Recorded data

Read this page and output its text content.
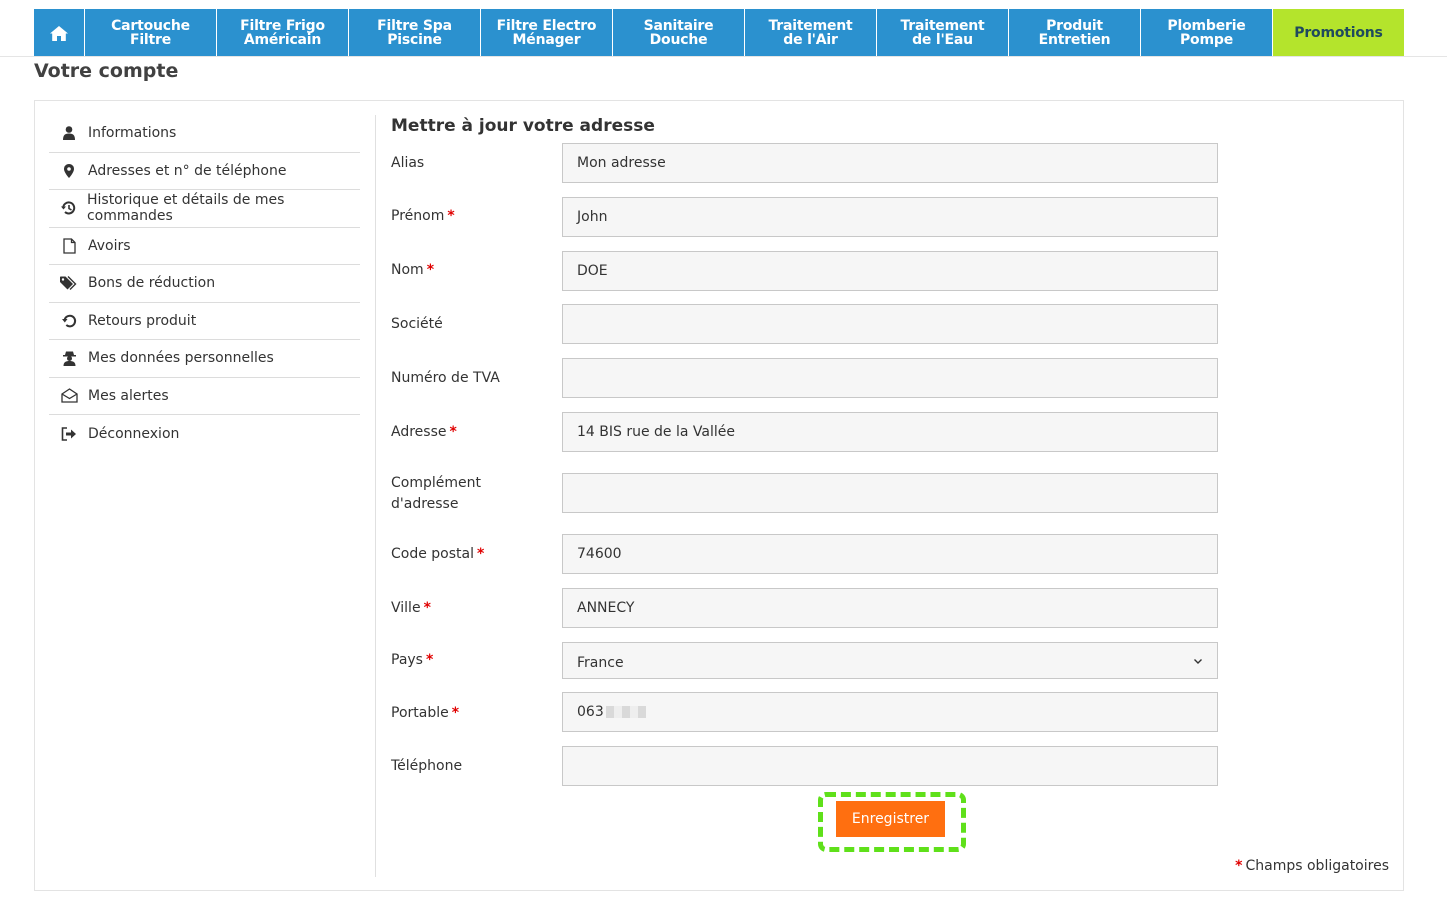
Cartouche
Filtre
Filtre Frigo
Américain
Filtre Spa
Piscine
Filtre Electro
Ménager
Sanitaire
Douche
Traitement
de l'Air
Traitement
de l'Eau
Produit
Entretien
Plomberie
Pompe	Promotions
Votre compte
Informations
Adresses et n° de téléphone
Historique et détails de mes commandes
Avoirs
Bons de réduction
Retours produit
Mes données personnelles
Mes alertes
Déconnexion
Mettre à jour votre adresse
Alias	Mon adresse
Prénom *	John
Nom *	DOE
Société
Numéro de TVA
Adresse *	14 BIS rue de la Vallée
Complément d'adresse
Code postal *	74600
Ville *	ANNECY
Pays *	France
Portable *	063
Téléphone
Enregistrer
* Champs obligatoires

GIVEN TASK>
Reproduce the material above in full and without alteration, but skip all pictures.

RESPONSE TO THIS TASK>
Read this page and output its text content.
Cartouche
Filtre
Filtre Frigo
Américain
Filtre Spa
Piscine
Filtre Electro
Ménager
Sanitaire
Douche
Traitement
de l'Air
Traitement
de l'Eau
Produit
Entretien
Plomberie
Pompe	Promotions
Votre compte
Informations
Adresses et n° de téléphone
Historique et détails de mes commandes
Avoirs
Bons de réduction
Retours produit
Mes données personnelles
Mes alertes
Déconnexion
Mettre à jour votre adresse
Alias	Mon adresse
Prénom *	John
Nom *	DOE
Société
Numéro de TVA
Adresse *	14 BIS rue de la Vallée
Complément d'adresse
Code postal *	74600
Ville *	ANNECY
Pays *	France
Portable *	063
Téléphone
Enregistrer
* Champs obligatoires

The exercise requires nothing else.